■ TASK TO COMPLETE ■
Identify each line below containing the string "expérience" and copy it.

■ MATERIAL SUPPLIED ■
______________________________

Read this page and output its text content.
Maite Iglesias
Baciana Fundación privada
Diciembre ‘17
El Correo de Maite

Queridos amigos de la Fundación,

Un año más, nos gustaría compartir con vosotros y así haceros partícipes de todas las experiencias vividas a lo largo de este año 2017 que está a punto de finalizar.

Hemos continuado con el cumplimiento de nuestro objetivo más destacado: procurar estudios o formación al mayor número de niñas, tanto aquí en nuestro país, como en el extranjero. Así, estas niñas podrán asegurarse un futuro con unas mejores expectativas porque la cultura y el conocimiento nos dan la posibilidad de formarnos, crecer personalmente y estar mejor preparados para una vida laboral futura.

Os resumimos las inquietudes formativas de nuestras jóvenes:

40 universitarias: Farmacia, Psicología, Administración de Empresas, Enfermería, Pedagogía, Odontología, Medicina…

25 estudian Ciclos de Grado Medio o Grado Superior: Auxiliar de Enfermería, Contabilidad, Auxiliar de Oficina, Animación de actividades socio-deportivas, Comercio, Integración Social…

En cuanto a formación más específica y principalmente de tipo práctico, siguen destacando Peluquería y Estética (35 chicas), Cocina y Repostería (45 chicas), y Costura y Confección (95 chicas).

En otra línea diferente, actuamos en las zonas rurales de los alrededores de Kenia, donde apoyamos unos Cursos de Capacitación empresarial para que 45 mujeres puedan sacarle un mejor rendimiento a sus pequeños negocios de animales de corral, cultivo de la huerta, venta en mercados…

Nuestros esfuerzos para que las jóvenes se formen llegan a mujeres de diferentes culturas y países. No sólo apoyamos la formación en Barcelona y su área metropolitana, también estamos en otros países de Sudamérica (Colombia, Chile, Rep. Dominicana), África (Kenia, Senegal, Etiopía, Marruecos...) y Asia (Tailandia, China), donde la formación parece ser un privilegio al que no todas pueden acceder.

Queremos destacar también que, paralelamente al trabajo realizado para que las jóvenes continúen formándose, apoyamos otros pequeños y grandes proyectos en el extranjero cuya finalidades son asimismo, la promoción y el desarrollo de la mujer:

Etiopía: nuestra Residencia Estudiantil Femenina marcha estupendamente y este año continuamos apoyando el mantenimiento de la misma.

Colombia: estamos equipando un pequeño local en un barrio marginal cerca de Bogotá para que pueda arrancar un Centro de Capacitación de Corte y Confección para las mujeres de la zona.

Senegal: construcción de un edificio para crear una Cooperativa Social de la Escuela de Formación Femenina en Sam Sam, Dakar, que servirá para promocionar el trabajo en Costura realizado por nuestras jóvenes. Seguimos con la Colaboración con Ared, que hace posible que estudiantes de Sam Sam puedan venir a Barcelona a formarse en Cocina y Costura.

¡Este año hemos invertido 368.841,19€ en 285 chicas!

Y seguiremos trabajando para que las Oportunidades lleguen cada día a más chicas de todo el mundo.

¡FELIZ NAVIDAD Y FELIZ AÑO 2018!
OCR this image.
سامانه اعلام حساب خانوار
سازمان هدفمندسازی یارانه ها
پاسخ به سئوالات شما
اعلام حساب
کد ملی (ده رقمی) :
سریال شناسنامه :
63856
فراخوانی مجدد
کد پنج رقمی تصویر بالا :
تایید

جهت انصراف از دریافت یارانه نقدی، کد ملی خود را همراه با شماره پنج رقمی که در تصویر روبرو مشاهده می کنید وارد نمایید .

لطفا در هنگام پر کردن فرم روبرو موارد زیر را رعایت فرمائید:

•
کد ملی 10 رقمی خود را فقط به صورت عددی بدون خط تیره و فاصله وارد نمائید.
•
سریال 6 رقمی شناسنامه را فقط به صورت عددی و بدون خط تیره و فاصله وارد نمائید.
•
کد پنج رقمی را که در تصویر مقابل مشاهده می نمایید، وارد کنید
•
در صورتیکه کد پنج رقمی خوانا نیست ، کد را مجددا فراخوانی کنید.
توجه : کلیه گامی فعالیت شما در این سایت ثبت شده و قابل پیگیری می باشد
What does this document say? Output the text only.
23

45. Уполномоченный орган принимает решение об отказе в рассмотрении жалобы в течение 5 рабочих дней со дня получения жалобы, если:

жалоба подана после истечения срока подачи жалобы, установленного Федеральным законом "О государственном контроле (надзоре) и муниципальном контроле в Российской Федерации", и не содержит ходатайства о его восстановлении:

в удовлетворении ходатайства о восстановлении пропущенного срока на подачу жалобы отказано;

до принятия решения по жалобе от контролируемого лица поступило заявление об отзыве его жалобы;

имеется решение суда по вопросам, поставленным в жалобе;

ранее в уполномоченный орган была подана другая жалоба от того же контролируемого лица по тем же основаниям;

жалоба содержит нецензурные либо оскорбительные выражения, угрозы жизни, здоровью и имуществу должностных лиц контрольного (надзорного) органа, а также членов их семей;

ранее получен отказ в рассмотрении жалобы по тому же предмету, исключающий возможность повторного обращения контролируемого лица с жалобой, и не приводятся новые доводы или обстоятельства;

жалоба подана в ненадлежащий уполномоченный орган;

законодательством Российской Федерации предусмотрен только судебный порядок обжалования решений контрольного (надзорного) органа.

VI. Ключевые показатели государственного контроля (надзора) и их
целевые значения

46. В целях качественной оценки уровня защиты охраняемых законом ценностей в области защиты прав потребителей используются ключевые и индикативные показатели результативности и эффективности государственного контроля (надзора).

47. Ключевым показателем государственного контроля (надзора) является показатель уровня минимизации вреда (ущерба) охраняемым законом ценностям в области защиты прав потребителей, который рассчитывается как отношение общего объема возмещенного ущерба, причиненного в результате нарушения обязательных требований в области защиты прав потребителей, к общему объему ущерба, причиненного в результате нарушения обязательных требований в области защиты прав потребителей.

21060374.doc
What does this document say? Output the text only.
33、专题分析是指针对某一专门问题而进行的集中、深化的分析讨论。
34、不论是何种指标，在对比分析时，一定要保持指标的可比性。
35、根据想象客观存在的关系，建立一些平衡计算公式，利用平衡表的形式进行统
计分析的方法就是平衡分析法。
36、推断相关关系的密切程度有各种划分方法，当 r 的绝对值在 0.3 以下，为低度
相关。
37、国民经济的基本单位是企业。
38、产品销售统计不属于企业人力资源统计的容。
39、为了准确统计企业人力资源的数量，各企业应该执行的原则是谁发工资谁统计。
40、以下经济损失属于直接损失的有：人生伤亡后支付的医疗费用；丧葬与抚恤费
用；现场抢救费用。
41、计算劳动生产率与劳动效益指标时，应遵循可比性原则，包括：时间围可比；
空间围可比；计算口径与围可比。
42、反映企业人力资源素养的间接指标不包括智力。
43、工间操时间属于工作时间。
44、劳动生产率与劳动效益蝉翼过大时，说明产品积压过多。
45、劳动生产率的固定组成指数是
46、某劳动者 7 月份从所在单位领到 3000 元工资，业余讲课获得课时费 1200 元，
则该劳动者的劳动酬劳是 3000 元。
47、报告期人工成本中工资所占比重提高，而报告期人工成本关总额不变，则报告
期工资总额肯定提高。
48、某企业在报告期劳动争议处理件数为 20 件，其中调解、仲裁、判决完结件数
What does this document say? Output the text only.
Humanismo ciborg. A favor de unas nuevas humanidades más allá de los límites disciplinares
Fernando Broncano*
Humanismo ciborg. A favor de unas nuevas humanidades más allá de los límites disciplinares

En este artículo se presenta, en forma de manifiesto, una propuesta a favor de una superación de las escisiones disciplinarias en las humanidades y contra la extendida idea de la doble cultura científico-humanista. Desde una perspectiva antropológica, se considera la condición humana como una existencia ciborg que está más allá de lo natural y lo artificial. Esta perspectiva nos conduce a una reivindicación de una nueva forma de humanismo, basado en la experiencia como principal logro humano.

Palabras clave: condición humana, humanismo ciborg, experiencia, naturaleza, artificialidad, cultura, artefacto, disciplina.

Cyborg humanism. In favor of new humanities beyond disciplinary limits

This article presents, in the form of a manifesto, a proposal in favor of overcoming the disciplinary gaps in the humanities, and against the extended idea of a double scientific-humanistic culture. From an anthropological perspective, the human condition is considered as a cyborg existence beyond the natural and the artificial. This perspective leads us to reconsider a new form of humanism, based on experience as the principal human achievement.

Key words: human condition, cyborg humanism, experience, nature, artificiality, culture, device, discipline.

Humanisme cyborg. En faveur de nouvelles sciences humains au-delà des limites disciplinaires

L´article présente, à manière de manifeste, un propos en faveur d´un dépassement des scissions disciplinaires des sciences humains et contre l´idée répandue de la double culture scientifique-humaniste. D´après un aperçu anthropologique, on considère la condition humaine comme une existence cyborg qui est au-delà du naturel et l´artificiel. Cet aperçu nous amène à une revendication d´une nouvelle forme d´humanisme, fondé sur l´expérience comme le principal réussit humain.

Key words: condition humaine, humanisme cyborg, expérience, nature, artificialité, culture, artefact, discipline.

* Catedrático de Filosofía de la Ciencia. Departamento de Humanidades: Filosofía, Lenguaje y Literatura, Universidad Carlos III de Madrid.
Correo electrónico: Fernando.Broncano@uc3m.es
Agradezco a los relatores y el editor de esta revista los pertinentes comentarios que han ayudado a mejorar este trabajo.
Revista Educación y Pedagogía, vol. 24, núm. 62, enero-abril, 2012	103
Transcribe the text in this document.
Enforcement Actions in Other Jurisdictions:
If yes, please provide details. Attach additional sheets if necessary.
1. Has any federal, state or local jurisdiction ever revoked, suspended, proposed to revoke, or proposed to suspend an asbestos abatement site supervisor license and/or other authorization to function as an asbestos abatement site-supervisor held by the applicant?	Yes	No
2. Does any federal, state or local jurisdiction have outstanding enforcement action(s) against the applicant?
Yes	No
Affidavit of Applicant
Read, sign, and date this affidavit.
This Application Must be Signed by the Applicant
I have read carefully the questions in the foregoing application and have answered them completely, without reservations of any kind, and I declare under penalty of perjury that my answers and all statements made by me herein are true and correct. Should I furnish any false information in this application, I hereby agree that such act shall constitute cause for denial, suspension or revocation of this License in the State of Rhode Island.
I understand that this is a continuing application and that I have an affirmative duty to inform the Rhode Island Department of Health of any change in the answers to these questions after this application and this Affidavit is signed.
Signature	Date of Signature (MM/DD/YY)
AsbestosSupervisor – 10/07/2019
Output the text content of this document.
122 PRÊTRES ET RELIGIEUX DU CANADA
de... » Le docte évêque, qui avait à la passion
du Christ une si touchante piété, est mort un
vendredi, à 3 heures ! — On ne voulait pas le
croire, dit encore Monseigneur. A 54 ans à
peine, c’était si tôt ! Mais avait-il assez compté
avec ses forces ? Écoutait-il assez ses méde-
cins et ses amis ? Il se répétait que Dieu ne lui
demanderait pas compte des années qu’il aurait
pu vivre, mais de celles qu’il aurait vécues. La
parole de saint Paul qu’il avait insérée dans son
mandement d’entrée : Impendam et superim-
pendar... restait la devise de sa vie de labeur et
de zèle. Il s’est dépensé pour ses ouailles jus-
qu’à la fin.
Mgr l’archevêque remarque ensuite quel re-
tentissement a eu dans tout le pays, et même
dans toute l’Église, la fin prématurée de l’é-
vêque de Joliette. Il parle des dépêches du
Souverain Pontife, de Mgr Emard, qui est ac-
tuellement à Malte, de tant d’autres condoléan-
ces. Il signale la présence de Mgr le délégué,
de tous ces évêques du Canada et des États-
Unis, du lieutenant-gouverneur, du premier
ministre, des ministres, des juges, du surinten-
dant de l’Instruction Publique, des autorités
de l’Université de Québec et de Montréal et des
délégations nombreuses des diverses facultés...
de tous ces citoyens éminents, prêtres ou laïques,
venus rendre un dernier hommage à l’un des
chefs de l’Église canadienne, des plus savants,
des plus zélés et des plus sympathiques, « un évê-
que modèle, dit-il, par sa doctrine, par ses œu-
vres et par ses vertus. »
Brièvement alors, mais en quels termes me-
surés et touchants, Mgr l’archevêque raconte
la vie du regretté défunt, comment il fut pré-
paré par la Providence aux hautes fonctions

______________________________

■ WRITTEN ANSWER ■
L´article présente, à manière de manifeste, un propos en faveur d´un dépassement des scissions disciplinaires des sciences humains et contre l´idée répandue de la double culture scientifique-humaniste. D´après un aperçu anthropologique, on considère la condition humaine comme une existence cyborg qui est au-delà du naturel et l´artificiel. Cet aperçu nous amène à une revendication d´une nouvelle forme d´humanisme, fondé sur l´expérience comme le principal réussit humain.
Key words: condition humaine, humanisme cyborg, expérience, nature, artificialité, culture, artefact, discipline.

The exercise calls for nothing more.